Lines containing "Maximum" are to be counted. Report the count alone.

[Dataset rows]
#####

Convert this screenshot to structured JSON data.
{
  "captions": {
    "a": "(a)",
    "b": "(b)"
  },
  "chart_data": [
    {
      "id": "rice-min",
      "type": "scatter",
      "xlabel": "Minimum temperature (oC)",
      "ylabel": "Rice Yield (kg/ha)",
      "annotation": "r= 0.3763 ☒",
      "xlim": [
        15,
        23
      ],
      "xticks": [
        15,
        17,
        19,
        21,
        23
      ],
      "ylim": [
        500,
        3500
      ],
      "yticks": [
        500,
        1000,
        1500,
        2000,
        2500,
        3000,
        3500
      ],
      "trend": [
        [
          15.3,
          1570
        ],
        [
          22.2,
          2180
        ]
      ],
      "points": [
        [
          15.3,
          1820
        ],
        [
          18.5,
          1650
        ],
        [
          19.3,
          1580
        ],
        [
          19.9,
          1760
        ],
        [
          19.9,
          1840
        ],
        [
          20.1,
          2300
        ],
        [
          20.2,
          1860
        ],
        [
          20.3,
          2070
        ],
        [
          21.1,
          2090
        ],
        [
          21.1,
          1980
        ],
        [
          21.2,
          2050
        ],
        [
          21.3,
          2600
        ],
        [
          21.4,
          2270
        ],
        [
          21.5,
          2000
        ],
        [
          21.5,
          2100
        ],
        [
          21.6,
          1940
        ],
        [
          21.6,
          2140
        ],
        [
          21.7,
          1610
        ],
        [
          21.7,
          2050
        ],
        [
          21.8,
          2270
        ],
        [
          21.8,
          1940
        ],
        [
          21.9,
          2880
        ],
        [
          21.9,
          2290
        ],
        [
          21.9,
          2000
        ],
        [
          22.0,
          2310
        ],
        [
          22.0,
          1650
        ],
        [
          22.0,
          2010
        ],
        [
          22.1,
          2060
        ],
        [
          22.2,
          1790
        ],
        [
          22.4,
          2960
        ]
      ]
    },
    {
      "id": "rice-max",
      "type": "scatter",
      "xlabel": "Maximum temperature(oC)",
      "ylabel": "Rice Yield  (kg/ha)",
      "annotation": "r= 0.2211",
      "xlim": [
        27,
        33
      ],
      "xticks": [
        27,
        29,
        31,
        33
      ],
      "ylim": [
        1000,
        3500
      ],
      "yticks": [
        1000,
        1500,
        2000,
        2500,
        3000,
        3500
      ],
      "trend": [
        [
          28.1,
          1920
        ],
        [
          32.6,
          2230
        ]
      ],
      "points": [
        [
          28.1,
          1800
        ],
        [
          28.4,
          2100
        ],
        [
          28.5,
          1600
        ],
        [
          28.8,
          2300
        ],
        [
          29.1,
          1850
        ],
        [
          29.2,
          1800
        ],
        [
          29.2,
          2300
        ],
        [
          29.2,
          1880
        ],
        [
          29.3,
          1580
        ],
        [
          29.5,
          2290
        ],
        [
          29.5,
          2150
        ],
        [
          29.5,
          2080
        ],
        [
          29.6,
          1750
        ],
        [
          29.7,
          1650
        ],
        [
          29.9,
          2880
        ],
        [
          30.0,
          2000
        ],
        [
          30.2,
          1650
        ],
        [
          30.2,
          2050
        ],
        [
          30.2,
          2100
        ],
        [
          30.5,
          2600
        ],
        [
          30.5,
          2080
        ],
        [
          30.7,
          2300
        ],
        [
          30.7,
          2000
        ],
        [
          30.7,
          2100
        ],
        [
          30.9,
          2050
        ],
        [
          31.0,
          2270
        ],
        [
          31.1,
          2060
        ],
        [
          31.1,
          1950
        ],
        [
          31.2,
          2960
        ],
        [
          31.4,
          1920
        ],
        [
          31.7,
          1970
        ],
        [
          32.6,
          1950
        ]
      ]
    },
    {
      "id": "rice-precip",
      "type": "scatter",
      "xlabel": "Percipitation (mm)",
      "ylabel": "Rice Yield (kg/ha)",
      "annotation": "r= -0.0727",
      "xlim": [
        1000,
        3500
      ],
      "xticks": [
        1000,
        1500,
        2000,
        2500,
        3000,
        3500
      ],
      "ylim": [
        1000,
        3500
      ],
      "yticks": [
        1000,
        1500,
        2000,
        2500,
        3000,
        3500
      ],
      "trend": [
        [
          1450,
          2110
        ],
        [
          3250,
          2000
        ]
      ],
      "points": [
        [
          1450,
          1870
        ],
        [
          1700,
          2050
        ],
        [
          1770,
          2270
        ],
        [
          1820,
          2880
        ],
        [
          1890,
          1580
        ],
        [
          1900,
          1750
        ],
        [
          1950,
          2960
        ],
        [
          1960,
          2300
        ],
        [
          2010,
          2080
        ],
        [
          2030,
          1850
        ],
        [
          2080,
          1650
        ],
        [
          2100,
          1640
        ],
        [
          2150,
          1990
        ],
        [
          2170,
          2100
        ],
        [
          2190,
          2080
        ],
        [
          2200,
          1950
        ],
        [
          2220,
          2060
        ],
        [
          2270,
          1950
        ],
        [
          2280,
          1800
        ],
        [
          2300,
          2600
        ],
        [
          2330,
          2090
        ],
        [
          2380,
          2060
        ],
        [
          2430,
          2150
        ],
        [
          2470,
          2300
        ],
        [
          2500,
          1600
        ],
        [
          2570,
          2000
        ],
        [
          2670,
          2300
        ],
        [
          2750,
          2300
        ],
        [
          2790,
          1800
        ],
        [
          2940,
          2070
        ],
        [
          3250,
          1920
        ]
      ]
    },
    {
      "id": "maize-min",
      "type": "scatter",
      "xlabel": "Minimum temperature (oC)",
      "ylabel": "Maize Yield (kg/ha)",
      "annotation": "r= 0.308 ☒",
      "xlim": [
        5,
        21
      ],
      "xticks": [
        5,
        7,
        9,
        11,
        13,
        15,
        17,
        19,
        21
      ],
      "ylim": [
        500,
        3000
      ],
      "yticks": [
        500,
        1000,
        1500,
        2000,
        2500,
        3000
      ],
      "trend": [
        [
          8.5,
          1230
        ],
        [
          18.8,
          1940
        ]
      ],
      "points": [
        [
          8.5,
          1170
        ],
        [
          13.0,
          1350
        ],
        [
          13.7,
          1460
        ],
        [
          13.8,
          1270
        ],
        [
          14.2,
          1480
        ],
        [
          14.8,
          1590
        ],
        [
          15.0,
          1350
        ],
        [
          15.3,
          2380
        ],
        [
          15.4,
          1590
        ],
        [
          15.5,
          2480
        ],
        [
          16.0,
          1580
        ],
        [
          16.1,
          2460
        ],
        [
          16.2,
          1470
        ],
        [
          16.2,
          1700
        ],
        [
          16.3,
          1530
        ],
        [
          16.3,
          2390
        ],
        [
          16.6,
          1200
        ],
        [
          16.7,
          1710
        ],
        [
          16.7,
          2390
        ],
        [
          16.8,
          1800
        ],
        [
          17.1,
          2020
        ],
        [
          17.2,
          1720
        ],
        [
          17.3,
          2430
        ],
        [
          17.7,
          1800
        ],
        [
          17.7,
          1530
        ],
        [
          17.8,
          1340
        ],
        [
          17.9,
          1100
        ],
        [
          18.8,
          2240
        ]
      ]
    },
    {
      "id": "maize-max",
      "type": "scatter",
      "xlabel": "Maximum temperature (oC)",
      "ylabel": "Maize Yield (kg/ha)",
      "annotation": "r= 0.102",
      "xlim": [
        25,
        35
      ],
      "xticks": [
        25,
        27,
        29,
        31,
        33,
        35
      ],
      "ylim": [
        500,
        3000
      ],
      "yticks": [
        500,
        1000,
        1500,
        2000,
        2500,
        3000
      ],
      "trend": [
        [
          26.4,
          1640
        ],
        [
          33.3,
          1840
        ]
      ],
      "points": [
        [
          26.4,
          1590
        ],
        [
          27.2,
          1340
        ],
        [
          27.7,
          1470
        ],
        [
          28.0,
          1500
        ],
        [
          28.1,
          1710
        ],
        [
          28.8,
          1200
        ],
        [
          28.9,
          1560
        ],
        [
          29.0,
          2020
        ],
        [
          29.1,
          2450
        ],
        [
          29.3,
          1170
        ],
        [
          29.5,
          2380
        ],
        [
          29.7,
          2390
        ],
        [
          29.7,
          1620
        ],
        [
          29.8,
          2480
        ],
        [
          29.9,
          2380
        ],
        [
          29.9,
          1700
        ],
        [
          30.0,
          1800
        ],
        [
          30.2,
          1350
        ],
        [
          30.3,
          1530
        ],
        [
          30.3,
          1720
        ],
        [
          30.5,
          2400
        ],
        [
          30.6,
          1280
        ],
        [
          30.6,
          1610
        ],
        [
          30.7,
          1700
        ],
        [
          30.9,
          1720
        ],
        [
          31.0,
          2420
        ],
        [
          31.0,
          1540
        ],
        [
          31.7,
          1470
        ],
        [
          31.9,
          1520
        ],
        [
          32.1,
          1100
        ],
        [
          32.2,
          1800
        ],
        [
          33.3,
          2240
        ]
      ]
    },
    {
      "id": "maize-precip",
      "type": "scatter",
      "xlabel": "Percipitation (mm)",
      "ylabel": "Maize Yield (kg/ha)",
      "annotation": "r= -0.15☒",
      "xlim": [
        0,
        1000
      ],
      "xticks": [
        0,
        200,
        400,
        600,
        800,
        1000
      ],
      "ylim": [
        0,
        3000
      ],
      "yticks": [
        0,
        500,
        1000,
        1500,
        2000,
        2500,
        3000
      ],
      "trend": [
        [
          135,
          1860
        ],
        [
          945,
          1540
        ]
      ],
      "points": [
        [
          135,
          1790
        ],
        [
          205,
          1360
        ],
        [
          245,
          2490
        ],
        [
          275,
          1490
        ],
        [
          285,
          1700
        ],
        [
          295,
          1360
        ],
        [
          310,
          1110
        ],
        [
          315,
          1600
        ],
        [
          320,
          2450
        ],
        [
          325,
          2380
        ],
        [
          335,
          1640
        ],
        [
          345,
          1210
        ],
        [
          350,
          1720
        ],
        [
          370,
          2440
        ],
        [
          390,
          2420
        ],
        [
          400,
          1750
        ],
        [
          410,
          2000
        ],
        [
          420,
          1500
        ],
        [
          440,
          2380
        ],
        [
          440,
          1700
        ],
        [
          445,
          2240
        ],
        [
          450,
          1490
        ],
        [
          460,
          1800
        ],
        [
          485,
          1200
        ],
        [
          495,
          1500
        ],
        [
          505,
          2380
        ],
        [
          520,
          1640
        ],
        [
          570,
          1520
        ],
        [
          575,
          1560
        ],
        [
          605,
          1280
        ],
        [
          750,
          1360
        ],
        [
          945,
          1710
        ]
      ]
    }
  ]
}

#####

Task output: 2